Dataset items
=======

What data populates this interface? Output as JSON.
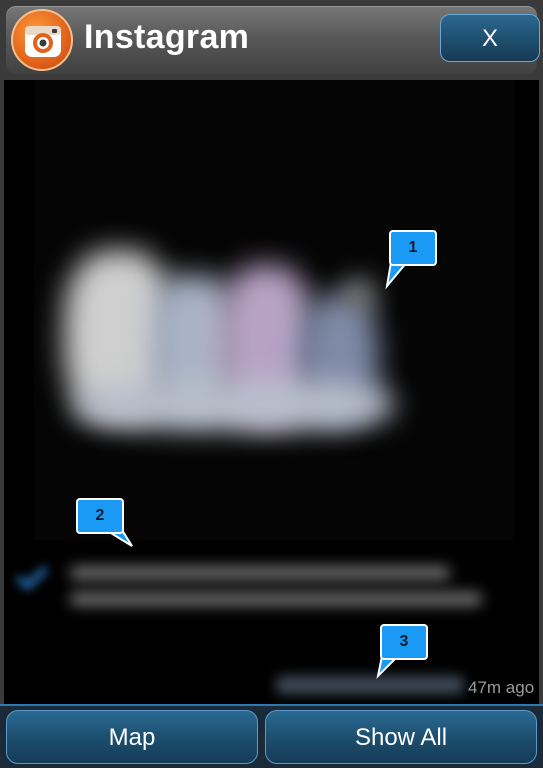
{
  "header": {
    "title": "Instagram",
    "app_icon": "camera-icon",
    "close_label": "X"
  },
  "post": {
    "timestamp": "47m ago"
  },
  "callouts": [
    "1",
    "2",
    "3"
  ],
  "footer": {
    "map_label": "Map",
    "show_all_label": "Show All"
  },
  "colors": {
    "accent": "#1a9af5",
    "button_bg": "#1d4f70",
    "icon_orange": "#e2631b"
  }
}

=======

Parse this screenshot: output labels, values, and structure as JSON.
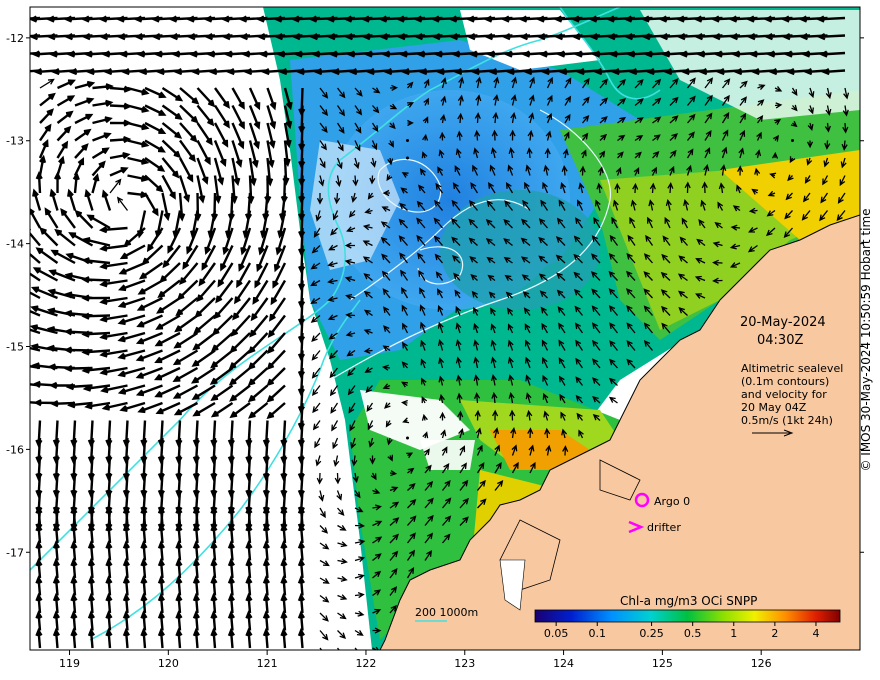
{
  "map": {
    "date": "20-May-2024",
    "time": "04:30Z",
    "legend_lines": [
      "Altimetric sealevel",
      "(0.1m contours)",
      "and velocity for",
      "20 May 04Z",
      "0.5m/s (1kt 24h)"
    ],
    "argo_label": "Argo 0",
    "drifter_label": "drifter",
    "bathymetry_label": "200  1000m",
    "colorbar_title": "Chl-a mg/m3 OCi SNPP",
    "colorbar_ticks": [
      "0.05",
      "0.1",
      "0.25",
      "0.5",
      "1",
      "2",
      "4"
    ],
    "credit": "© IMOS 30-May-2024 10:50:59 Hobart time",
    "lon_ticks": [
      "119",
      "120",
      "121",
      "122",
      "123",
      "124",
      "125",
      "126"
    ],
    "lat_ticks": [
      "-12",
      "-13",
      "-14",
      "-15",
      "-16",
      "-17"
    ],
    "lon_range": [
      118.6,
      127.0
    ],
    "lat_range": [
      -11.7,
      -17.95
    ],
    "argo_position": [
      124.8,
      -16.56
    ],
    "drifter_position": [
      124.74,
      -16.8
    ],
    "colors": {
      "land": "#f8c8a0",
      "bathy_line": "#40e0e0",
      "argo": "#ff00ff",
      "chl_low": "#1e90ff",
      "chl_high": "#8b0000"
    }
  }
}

=======

> WORK TO DO
Within the listing above, copy each line that has the string "JSON".

> COMPLETE RESPONSE
What data populates this interface? Output as JSON.
Parse this screenshot: output labels, values, and structure as JSON.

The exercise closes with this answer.